Document text —

Thursday, March 27, 2014

Malpractice Coverup Leads To Crime, Suspension

Caitlin McCaffrey has this story on the web page of the Ohio Supreme Court:

A Cincinnati attorney who was  sentenced by a federal court to five years probation for creating and  submitting fraudulent documents to the Internal Revenue Service and who  fabricated an e-mail during litigation against her and her firm has been  suspended indefinitely from the practice of law today by the Ohio Supreme  Court.

In a 6-1 decision, the court  ruled that Suzanne Prieur Land engaged in conduct that reflects adversely on  her trustworthiness and engaged in deceitful, dishonest, or fraudulent conduct  that was prejudicial to the administration of justice and adversely reflects on  her fitness to practice law.

While working in a large law firm  in 2010, Land created and submitted fraudulent documents to the IRS on two  separate occasions. She was trying to cover up mistakes she made during the  drafting of estate-planning documents that cost her clients hundreds of  thousands of dollars in tax benefits.

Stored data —

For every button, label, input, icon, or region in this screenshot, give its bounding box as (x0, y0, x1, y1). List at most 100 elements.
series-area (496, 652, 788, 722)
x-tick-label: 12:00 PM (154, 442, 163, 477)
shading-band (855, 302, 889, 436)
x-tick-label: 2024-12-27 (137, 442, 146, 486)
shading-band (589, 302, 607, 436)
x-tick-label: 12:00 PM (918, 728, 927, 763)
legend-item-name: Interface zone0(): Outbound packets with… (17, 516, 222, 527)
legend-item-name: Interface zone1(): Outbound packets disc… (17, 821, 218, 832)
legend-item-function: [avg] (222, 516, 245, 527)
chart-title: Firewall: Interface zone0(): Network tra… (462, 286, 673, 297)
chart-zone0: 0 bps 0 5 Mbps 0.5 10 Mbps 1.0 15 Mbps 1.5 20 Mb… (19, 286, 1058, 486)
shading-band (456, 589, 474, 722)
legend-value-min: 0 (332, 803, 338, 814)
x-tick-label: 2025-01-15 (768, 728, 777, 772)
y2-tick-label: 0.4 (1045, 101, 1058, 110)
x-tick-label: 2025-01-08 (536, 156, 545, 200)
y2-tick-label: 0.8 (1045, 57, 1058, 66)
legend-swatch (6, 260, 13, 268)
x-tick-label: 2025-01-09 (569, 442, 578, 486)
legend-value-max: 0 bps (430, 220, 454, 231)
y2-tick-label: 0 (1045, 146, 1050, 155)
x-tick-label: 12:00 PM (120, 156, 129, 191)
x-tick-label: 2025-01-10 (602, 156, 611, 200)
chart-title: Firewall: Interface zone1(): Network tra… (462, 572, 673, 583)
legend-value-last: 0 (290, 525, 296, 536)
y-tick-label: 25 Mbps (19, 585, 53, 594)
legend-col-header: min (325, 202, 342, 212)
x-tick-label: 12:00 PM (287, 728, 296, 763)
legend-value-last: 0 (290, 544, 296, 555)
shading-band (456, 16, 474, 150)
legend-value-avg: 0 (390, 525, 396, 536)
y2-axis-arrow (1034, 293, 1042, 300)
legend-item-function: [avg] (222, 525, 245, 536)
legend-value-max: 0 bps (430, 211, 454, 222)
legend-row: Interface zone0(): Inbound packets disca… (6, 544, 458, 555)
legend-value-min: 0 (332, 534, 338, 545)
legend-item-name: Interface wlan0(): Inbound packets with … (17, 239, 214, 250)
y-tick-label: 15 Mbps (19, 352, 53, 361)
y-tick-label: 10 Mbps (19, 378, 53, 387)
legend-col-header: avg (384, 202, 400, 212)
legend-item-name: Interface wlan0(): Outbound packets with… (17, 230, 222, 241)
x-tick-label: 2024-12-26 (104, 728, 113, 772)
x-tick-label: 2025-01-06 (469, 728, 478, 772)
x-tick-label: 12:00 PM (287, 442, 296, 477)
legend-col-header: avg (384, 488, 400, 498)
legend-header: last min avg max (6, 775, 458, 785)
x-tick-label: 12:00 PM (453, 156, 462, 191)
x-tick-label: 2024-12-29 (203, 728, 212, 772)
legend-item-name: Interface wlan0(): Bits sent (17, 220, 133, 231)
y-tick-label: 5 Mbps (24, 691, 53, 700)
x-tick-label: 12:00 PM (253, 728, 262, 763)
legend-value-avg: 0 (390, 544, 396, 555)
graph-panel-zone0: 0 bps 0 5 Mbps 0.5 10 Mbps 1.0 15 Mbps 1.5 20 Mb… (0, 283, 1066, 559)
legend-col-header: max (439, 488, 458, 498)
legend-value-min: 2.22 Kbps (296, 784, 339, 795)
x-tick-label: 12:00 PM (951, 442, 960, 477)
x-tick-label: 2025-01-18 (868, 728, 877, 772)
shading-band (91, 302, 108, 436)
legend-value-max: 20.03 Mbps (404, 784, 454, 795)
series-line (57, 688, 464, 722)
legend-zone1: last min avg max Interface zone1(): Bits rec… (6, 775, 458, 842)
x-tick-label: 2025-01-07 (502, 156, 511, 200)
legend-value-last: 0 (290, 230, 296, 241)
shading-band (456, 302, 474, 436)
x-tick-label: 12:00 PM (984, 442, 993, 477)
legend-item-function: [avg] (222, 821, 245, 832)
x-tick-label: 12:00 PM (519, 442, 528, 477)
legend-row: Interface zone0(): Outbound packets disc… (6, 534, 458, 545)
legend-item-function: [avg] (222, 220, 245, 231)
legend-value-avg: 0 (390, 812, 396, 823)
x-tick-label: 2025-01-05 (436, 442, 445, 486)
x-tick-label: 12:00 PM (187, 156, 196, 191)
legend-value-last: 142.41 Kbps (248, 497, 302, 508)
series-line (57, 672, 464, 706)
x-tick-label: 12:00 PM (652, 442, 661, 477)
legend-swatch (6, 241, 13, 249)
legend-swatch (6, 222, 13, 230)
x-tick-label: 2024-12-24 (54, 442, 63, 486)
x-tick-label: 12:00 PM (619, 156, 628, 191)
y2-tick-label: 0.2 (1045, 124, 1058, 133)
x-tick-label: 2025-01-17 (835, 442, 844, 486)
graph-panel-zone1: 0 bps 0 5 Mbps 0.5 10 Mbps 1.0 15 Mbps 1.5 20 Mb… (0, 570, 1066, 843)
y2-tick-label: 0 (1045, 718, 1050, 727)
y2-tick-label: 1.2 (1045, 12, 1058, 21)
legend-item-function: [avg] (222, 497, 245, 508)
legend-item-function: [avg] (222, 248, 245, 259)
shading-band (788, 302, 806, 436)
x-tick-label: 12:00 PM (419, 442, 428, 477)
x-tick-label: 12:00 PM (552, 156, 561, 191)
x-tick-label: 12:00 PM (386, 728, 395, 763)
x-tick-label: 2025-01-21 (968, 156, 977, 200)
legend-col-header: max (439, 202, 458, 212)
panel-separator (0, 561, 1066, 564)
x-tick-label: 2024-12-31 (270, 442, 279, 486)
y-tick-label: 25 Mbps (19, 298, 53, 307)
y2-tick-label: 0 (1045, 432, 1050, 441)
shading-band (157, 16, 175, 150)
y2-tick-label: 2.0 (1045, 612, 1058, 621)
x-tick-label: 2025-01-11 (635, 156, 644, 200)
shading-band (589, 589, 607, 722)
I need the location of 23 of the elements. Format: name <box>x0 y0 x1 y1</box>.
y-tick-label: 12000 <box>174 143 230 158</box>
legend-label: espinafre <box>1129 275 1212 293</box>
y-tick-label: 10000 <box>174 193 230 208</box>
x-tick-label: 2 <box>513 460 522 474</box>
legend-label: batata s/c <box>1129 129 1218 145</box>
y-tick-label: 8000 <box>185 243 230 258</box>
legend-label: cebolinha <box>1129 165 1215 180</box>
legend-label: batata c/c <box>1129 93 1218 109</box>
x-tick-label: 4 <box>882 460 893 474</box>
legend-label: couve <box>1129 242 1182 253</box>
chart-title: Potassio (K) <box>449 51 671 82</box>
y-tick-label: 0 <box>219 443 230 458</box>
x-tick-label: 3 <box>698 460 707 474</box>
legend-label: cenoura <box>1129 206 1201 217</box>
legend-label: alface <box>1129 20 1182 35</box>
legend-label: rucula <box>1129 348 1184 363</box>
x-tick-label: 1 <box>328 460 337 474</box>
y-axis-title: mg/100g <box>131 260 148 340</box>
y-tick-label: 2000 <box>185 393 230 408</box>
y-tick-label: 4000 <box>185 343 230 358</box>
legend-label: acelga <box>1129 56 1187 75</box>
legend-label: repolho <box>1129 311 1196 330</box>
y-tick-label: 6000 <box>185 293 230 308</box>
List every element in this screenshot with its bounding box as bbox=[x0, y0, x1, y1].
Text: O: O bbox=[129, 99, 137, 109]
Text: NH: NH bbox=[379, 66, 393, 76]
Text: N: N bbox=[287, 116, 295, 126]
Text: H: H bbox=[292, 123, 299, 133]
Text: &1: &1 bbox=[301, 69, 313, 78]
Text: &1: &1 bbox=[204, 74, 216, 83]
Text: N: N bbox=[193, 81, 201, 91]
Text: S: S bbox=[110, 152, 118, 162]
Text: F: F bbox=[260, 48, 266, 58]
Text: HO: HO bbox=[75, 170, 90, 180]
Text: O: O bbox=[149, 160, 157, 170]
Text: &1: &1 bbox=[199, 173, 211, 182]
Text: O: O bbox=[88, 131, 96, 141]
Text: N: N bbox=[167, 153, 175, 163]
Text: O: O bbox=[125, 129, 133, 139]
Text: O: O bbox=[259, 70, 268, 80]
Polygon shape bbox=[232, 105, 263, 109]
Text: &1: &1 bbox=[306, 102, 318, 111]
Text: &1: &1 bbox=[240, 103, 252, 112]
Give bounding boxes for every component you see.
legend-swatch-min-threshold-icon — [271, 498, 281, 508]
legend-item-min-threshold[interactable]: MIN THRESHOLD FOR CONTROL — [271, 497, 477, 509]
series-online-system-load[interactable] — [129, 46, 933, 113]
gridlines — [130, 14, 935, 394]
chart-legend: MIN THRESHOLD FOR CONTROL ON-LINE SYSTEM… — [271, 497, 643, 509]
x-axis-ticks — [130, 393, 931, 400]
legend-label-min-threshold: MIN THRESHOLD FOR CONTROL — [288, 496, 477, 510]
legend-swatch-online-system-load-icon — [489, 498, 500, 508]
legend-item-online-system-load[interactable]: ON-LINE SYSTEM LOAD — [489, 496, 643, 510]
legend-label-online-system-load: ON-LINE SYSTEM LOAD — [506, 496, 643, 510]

Required tasks —
**A.** According to the article on the attorney's suspension, by what vote did the Ohio Supreme Court decide the case against Suzanne Prieur Land?
**B.** Extend the article on the attorney's suspension, picking up after its last sentence.

Solved tasks —
**A.** 6-1

**B.**
Also in early 2010, Land  fabricated an e-mail in order to boost her credibility in a malpractice lawsuit  where she was facing accusations that she did not properly advise her client. During  a disciplinary hearing, Land testified that she felt overwhelmed by the  pressure from her firm and challenges to her professional skills, and that the  scrutiny led her to greater alcohol consumption and self-medication with  anti-anxiety drugs she purchased over the Internet.

Land pled guilty to corruptly  attempting to obstruct and impede the due administration of the IRS in 2012.  She was sentenced to five years probation, including three years of home  detention, and ordered to pay penalties of $75,000, abstain from alcohol use,  and continue mental-health treatment as deemed necessary by her probation  officer.

The court, in today’s per curiam  (not authored by a specific justice) opinion, adopted the findings of the Board  of Commissioners on Grievances & Discipline. The court agreed with the  board’s recommendation that Land be suspended indefinitely from practicing law and  that she cannot petition for reinstatement until she completes her federal  probation. Also, upon her petition for reinstatement, Land must present proof  that she has satisfactorily completed, or is in compliance with, her Ohio  Lawyers Assistance Program contract, and that she continues to receive  treatment from a therapist until the therapist decides it is no longer needed.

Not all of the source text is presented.